## ENUNCIADO
Segundo o texto sobre o caso Elián, em que época aconteceu o sequestro do menino náufrago?

## TEXTO DE ORIGEM

Elián
O menino náufrago sequestrado,
herói de uma ilíada cubana

Por Miguel Urbano Rodrigues


Nas vésperas do ano 2000 uma situação inimaginável mudou a vida em Cuba: o sequestro pelos EUA de um menino náufrago.
O desfecho do crime e da saga ainda permanece em aberto. Mas os episódios que fizeram do sequestro acontecimento mundial moldam uma estória que parece extraída das páginas da Ilíada.

O povo cubano mobilizou-se para recuperar o menino. Mas não partiu como os antigos aqueus à conquista de uma nova Tróia. Para libertar a criança roubada e derrotar o inimigo travou a batalha no seu próprio solo.
Elián , símbolo da inocência e da pureza, é, aliás, a antítese da bela Helena.
É desta guerra sem choques armados que aqui se fala, uma guerra nunca antes vista em que a pequena Cuba se mobiliza para o combate contra o gigante americano.
O caso correu mundo. Não há quem hoje o desconheça.

[Dados de localização de elementos]
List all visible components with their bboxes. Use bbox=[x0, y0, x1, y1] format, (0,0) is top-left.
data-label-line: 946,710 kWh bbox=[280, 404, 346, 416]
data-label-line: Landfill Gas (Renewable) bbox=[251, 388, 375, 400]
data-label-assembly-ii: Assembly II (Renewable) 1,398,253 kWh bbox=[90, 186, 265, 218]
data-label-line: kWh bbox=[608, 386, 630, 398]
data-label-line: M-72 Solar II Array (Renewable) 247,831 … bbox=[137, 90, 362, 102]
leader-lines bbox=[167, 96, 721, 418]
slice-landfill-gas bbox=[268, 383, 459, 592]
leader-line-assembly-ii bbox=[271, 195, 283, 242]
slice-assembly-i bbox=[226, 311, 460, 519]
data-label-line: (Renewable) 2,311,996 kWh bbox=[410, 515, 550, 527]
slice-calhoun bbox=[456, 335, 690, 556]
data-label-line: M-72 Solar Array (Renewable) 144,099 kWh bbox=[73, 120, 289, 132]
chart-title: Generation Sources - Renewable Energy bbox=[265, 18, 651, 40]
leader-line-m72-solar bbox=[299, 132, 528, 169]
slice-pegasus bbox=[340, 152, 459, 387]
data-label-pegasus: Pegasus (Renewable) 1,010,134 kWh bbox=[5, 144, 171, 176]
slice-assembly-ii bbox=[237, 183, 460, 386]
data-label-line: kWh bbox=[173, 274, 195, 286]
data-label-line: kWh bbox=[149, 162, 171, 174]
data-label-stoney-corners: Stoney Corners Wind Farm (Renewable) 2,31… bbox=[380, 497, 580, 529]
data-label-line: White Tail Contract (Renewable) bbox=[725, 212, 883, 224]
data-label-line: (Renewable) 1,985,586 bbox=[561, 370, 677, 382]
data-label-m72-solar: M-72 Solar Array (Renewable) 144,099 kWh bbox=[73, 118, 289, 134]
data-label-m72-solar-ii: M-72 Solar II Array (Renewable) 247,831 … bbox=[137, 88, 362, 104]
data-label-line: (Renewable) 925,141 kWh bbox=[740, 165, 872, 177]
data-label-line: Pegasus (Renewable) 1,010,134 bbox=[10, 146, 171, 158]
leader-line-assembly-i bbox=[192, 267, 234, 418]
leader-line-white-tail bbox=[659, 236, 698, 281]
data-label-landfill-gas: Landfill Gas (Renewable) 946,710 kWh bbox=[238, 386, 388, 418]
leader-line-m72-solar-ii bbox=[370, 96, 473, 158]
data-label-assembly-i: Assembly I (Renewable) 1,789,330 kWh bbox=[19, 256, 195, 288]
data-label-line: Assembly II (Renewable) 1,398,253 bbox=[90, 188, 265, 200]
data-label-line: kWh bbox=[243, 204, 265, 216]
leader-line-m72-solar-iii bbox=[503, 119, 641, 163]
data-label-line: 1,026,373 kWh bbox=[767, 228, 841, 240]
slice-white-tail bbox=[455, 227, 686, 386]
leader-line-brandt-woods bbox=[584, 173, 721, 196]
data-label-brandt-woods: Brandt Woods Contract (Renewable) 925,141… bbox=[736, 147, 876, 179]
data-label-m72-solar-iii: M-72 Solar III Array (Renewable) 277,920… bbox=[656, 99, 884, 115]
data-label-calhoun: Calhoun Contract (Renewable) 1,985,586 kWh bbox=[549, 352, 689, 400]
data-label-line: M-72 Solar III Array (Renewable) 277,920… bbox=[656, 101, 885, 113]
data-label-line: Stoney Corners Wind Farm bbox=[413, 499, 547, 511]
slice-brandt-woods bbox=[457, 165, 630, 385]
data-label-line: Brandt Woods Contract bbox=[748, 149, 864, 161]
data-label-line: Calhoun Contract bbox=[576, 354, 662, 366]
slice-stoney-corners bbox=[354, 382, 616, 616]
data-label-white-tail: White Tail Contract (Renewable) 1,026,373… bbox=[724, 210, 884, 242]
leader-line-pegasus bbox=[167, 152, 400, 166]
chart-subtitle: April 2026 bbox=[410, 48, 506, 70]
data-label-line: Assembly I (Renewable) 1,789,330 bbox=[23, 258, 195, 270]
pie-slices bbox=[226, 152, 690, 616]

## SOLUÇÃO DO PROBLEMA
Nas vésperas do ano 2000.